Go through the listing and set it down exactly, leaving out its pictures.

(Data excerpts)
::::::::::

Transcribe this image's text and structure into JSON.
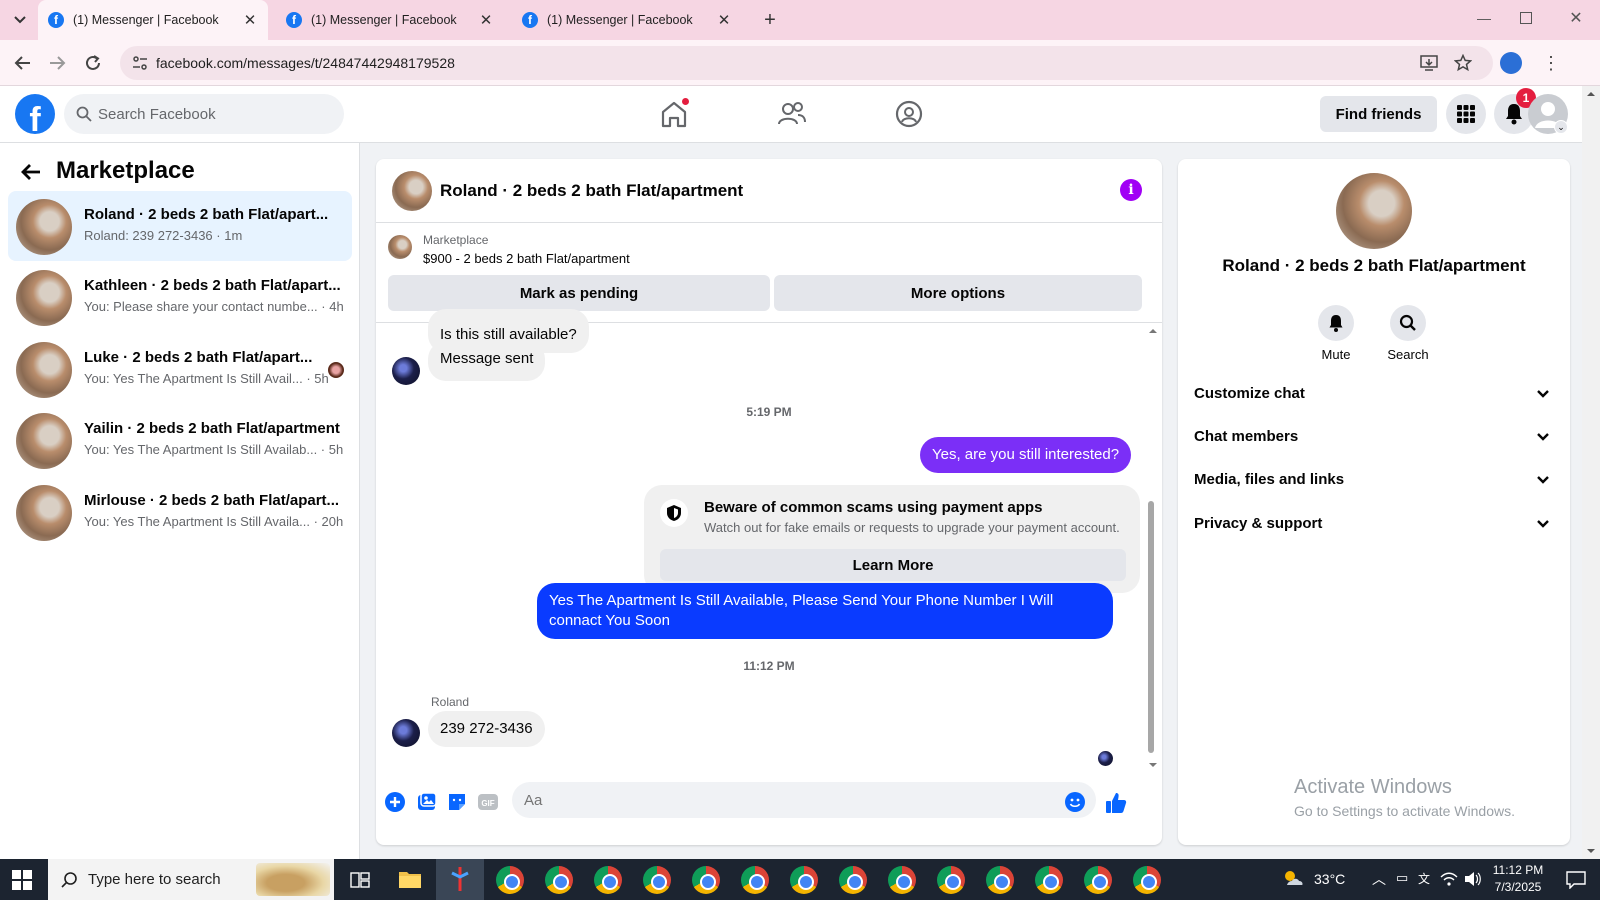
{
  "browser": {
    "tabs": [
      {
        "title": "(1) Messenger | Facebook",
        "favicon": "facebook-icon"
      },
      {
        "title": "(1) Messenger | Facebook",
        "favicon": "facebook-icon"
      },
      {
        "title": "(1) Messenger | Facebook",
        "favicon": "facebook-icon"
      }
    ],
    "url": "facebook.com/messages/t/24847442948179528"
  },
  "fb_header": {
    "search_placeholder": "Search Facebook",
    "find_friends": "Find friends",
    "notif_count": "1",
    "logo_letter": "f"
  },
  "sidebar": {
    "title": "Marketplace",
    "conversations": [
      {
        "name": "Roland · 2 beds 2 bath Flat/apart...",
        "snippet": "Roland: 239 272-3436 · 1m"
      },
      {
        "name": "Kathleen · 2 beds 2 bath Flat/apart...",
        "snippet": "You: Please share your contact numbe... · 4h"
      },
      {
        "name": "Luke · 2 beds 2 bath Flat/apart...",
        "snippet": "You: Yes The Apartment Is Still Avail... · 5h"
      },
      {
        "name": "Yailin · 2 beds 2 bath Flat/apartment",
        "snippet": "You: Yes The Apartment Is Still Availab... · 5h"
      },
      {
        "name": "Mirlouse · 2 beds 2 bath Flat/apart...",
        "snippet": "You: Yes The Apartment Is Still Availa... · 20h"
      }
    ]
  },
  "chat": {
    "title": "Roland · 2 beds 2 bath Flat/apartment",
    "info_glyph": "i",
    "marketplace_label": "Marketplace",
    "listing": "$900 - 2 beds 2 bath Flat/apartment",
    "mark_pending": "Mark as pending",
    "more_options": "More options",
    "messages": {
      "m1": "Is this still available?",
      "m2": "Message sent",
      "ts1": "5:19 PM",
      "m3": "Yes, are you still interested?",
      "scam_title": "Beware of common scams using payment apps",
      "scam_desc": "Watch out for fake emails or requests to upgrade your payment account.",
      "learn_more": "Learn More",
      "m4": "Yes The Apartment Is Still Available, Please Send Your Phone Number I Will connact You Soon",
      "ts2": "11:12 PM",
      "sender": "Roland",
      "m5": "239 272-3436"
    },
    "composer_placeholder": "Aa"
  },
  "details": {
    "name": "Roland · 2 beds 2 bath Flat/apartment",
    "mute": "Mute",
    "search": "Search",
    "sections": [
      "Customize chat",
      "Chat members",
      "Media, files and links",
      "Privacy & support"
    ]
  },
  "watermark": {
    "line1": "Activate Windows",
    "line2": "Go to Settings to activate Windows."
  },
  "taskbar": {
    "search_placeholder": "Type here to search",
    "temperature": "33°C",
    "time": "11:12 PM",
    "date": "7/3/2025"
  },
  "colors": {
    "fb_blue": "#1877f2",
    "accent_purple": "#7b2ff7",
    "outgoing_blue": "#0a3bff",
    "notif_red": "#e41e3f"
  }
}
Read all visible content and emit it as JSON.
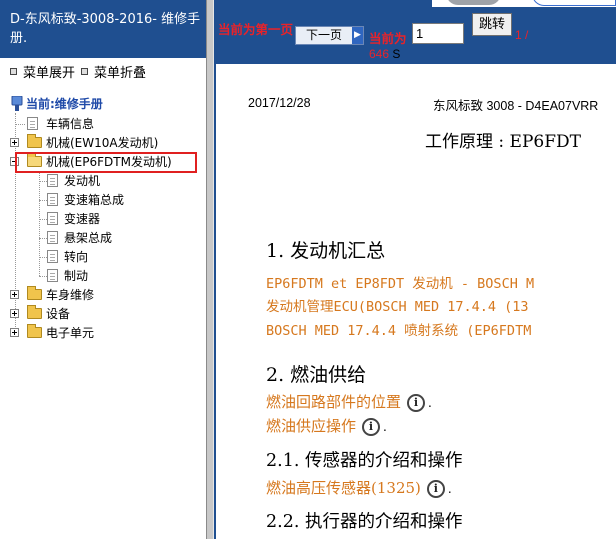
{
  "left": {
    "title": "D-东风标致-3008-2016- 维修手册.",
    "menu_expand": "菜单展开",
    "menu_collapse": "菜单折叠",
    "tree": {
      "root": "当前:维修手册",
      "vehicle_info": "车辆信息",
      "ew10a": "机械(EW10A发动机)",
      "ep6fdtm": "机械(EP6FDTM发动机)",
      "children": [
        "发动机",
        "变速箱总成",
        "变速器",
        "悬架总成",
        "转向",
        "制动"
      ],
      "body_repair": "车身维修",
      "equipment": "设备",
      "electronics": "电子单元"
    }
  },
  "toolbar": {
    "first_page_note": "当前为第一页",
    "next_label": "下一页",
    "current_label": "当前为",
    "page_value": "1",
    "jump_label": "跳转",
    "page_of": "1 /",
    "total_pages": "646",
    "total_suffix": "S"
  },
  "document": {
    "date": "2017/12/28",
    "model": "东风标致 3008 - D4EA07VRR",
    "heading": "工作原理 : EP6FDT",
    "section1": "1. 发动机汇总",
    "line1": "EP6FDTM et EP8FDT 发动机 - BOSCH M",
    "line2": "发动机管理ECU(BOSCH MED 17.4.4 (13",
    "line3": "BOSCH MED 17.4.4 喷射系统 (EP6FDTM",
    "section2": "2. 燃油供给",
    "link1": "燃油回路部件的位置",
    "link2": "燃油供应操作",
    "section21": "2.1. 传感器的介绍和操作",
    "link3": "燃油高压传感器(1325)",
    "section22": "2.2. 执行器的介绍和操作",
    "info_glyph": "i",
    "period": "."
  },
  "colors": {
    "header_blue": "#1f4f90",
    "red": "#e8232a",
    "orange_link": "#d6781e",
    "highlight_box": "#e02020"
  },
  "icons": [
    "root-manual-icon",
    "document-icon",
    "folder-icon",
    "expand-icon",
    "collapse-icon",
    "info-icon",
    "next-arrow-icon"
  ]
}
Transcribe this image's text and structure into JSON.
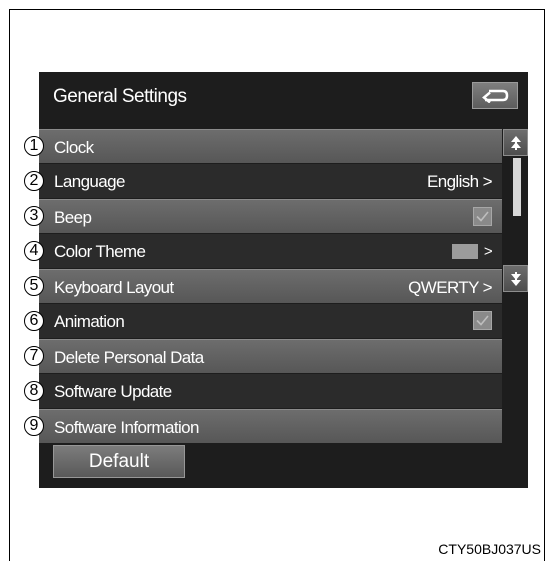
{
  "screen": {
    "title": "General Settings",
    "back_icon": "return-arrow-icon"
  },
  "rows": [
    {
      "num": "1",
      "label": "Clock",
      "value": ""
    },
    {
      "num": "2",
      "label": "Language",
      "value": "English"
    },
    {
      "num": "3",
      "label": "Beep",
      "value": ""
    },
    {
      "num": "4",
      "label": "Color Theme",
      "value": ""
    },
    {
      "num": "5",
      "label": "Keyboard Layout",
      "value": "QWERTY"
    },
    {
      "num": "6",
      "label": "Animation",
      "value": ""
    },
    {
      "num": "7",
      "label": "Delete Personal Data",
      "value": ""
    },
    {
      "num": "8",
      "label": "Software Update",
      "value": ""
    },
    {
      "num": "9",
      "label": "Software Information",
      "value": ""
    }
  ],
  "chevron": ">",
  "default_button": "Default",
  "caption": "CTY50BJ037US",
  "colors": {
    "screen_bg": "#1d1d1d",
    "row_light": "#626262",
    "row_dark": "#2b2b2b",
    "text": "#ffffff"
  }
}
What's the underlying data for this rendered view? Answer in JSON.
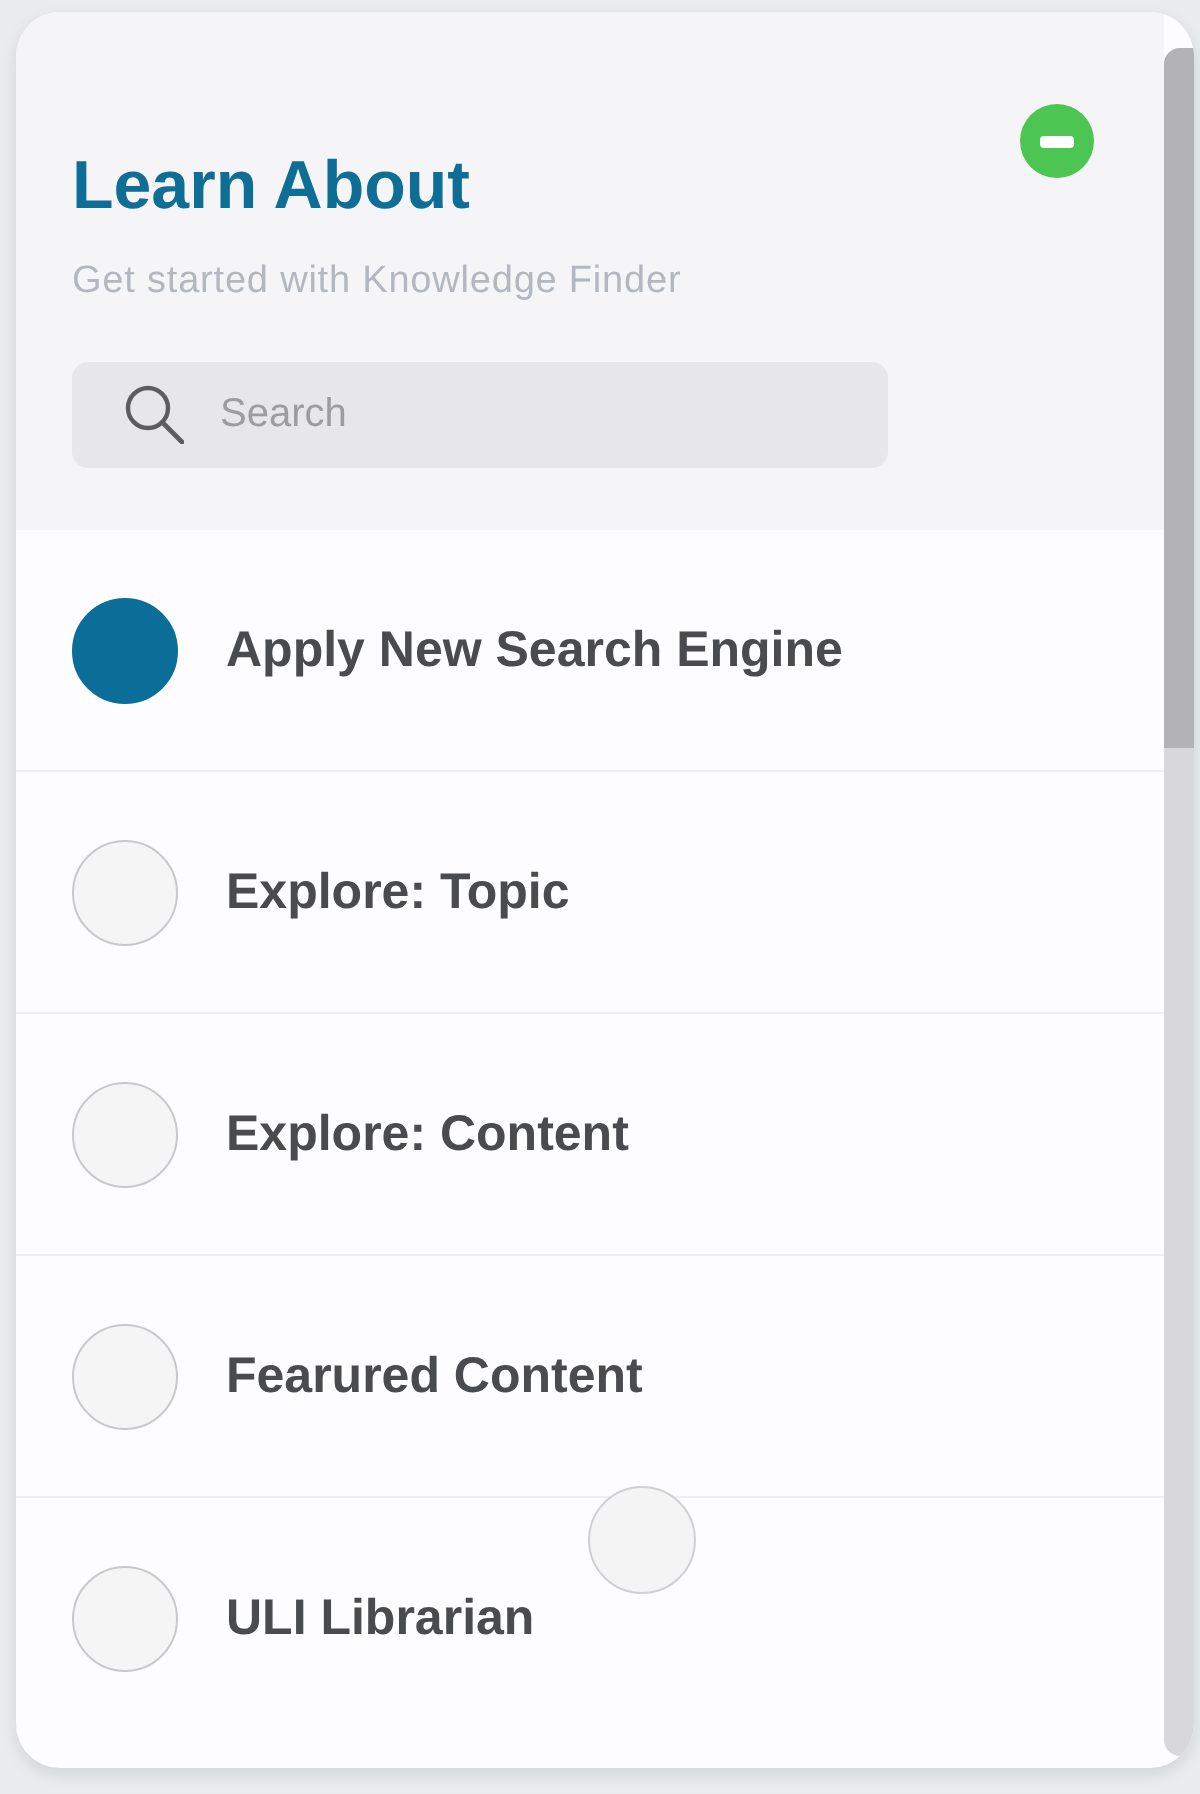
{
  "header": {
    "title": "Learn About",
    "subtitle": "Get started with Knowledge Finder",
    "search": {
      "placeholder": "Search"
    }
  },
  "items": [
    {
      "label": "Apply New Search Engine",
      "selected": true
    },
    {
      "label": "Explore: Topic",
      "selected": false
    },
    {
      "label": "Explore: Content",
      "selected": false
    },
    {
      "label": "Fearured Content",
      "selected": false
    },
    {
      "label": "ULI Librarian",
      "selected": false
    }
  ]
}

::::::::::

The completed task:
Transcribe this image's text and structure into JSON.
{
  "browser": {
    "tabs": [
      {
        "title": "(1) Messenger | Facebook",
        "favicon": "facebook-icon"
      },
      {
        "title": "(1) Messenger | Facebook",
        "favicon": "facebook-icon"
      },
      {
        "title": "(1) Messenger | Facebook",
        "favicon": "facebook-icon"
      }
    ],
    "url": "facebook.com/messages/t/24847442948179528"
  },
  "fb_header": {
    "search_placeholder": "Search Facebook",
    "find_friends": "Find friends",
    "notif_count": "1",
    "logo_letter": "f"
  },
  "sidebar": {
    "title": "Marketplace",
    "conversations": [
      {
        "name": "Roland · 2 beds 2 bath Flat/apart...",
        "snippet": "Roland: 239 272-3436 · 1m"
      },
      {
        "name": "Kathleen · 2 beds 2 bath Flat/apart...",
        "snippet": "You: Please share your contact numbe... · 4h"
      },
      {
        "name": "Luke · 2 beds 2 bath Flat/apart...",
        "snippet": "You: Yes The Apartment Is Still Avail... · 5h"
      },
      {
        "name": "Yailin · 2 beds 2 bath Flat/apartment",
        "snippet": "You: Yes The Apartment Is Still Availab... · 5h"
      },
      {
        "name": "Mirlouse · 2 beds 2 bath Flat/apart...",
        "snippet": "You: Yes The Apartment Is Still Availa... · 20h"
      }
    ]
  },
  "chat": {
    "title": "Roland · 2 beds 2 bath Flat/apartment",
    "info_glyph": "i",
    "marketplace_label": "Marketplace",
    "listing": "$900 - 2 beds 2 bath Flat/apartment",
    "mark_pending": "Mark as pending",
    "more_options": "More options",
    "messages": {
      "m1": "Is this still available?",
      "m2": "Message sent",
      "ts1": "5:19 PM",
      "m3": "Yes, are you still interested?",
      "scam_title": "Beware of common scams using payment apps",
      "scam_desc": "Watch out for fake emails or requests to upgrade your payment account.",
      "learn_more": "Learn More",
      "m4": "Yes The Apartment Is Still Available, Please Send Your Phone Number I Will connact You Soon",
      "ts2": "11:12 PM",
      "sender": "Roland",
      "m5": "239 272-3436"
    },
    "composer_placeholder": "Aa"
  },
  "details": {
    "name": "Roland · 2 beds 2 bath Flat/apartment",
    "mute": "Mute",
    "search": "Search",
    "sections": [
      "Customize chat",
      "Chat members",
      "Media, files and links",
      "Privacy & support"
    ]
  },
  "watermark": {
    "line1": "Activate Windows",
    "line2": "Go to Settings to activate Windows."
  },
  "taskbar": {
    "search_placeholder": "Type here to search",
    "temperature": "33°C",
    "time": "11:12 PM",
    "date": "7/3/2025"
  },
  "colors": {
    "fb_blue": "#1877f2",
    "accent_purple": "#7b2ff7",
    "outgoing_blue": "#0a3bff",
    "notif_red": "#e41e3f"
  }
}
Read all visible content and emit it as JSON.
{
  "left": {
    "title": "D-东风标致-3008-2016- 维修手册.",
    "menu_expand": "菜单展开",
    "menu_collapse": "菜单折叠",
    "tree": {
      "root": "当前:维修手册",
      "vehicle_info": "车辆信息",
      "ew10a": "机械(EW10A发动机)",
      "ep6fdtm": "机械(EP6FDTM发动机)",
      "children": [
        "发动机",
        "变速箱总成",
        "变速器",
        "悬架总成",
        "转向",
        "制动"
      ],
      "body_repair": "车身维修",
      "equipment": "设备",
      "electronics": "电子单元"
    }
  },
  "toolbar": {
    "first_page_note": "当前为第一页",
    "next_label": "下一页",
    "current_label": "当前为",
    "page_value": "1",
    "jump_label": "跳转",
    "page_of": "1 /",
    "total_pages": "646",
    "total_suffix": "S"
  },
  "document": {
    "date": "2017/12/28",
    "model": "东风标致 3008 - D4EA07VRR",
    "heading": "工作原理 : EP6FDT",
    "section1": "1. 发动机汇总",
    "line1": "EP6FDTM et EP8FDT 发动机 - BOSCH M",
    "line2": "发动机管理ECU(BOSCH MED 17.4.4 (13",
    "line3": "BOSCH MED 17.4.4 喷射系统 (EP6FDTM",
    "section2": "2. 燃油供给",
    "link1": "燃油回路部件的位置",
    "link2": "燃油供应操作",
    "section21": "2.1. 传感器的介绍和操作",
    "link3": "燃油高压传感器(1325)",
    "section22": "2.2. 执行器的介绍和操作",
    "info_glyph": "i",
    "period": "."
  },
  "colors": {
    "header_blue": "#1f4f90",
    "red": "#e8232a",
    "orange_link": "#d6781e",
    "highlight_box": "#e02020"
  },
  "icons": [
    "root-manual-icon",
    "document-icon",
    "folder-icon",
    "expand-icon",
    "collapse-icon",
    "info-icon",
    "next-arrow-icon"
  ]
}
Transcribe this image's text and structure into JSON.
{
  "screen": {
    "title": "General Settings",
    "back_icon": "return-arrow-icon"
  },
  "rows": [
    {
      "num": "1",
      "label": "Clock",
      "value": ""
    },
    {
      "num": "2",
      "label": "Language",
      "value": "English"
    },
    {
      "num": "3",
      "label": "Beep",
      "value": ""
    },
    {
      "num": "4",
      "label": "Color Theme",
      "value": ""
    },
    {
      "num": "5",
      "label": "Keyboard Layout",
      "value": "QWERTY"
    },
    {
      "num": "6",
      "label": "Animation",
      "value": ""
    },
    {
      "num": "7",
      "label": "Delete Personal Data",
      "value": ""
    },
    {
      "num": "8",
      "label": "Software Update",
      "value": ""
    },
    {
      "num": "9",
      "label": "Software Information",
      "value": ""
    }
  ],
  "chevron": ">",
  "default_button": "Default",
  "caption": "CTY50BJ037US",
  "colors": {
    "screen_bg": "#1d1d1d",
    "row_light": "#626262",
    "row_dark": "#2b2b2b",
    "text": "#ffffff"
  }
}
What's the underlying data for this rendered view? Answer in JSON.
{
  "header": {
    "title": "Learn About",
    "subtitle": "Get started with Knowledge Finder",
    "search": {
      "placeholder": "Search"
    }
  },
  "items": [
    {
      "label": "Apply New Search Engine",
      "selected": true
    },
    {
      "label": "Explore: Topic",
      "selected": false
    },
    {
      "label": "Explore: Content",
      "selected": false
    },
    {
      "label": "Fearured Content",
      "selected": false
    },
    {
      "label": "ULI Librarian",
      "selected": false
    }
  ]
}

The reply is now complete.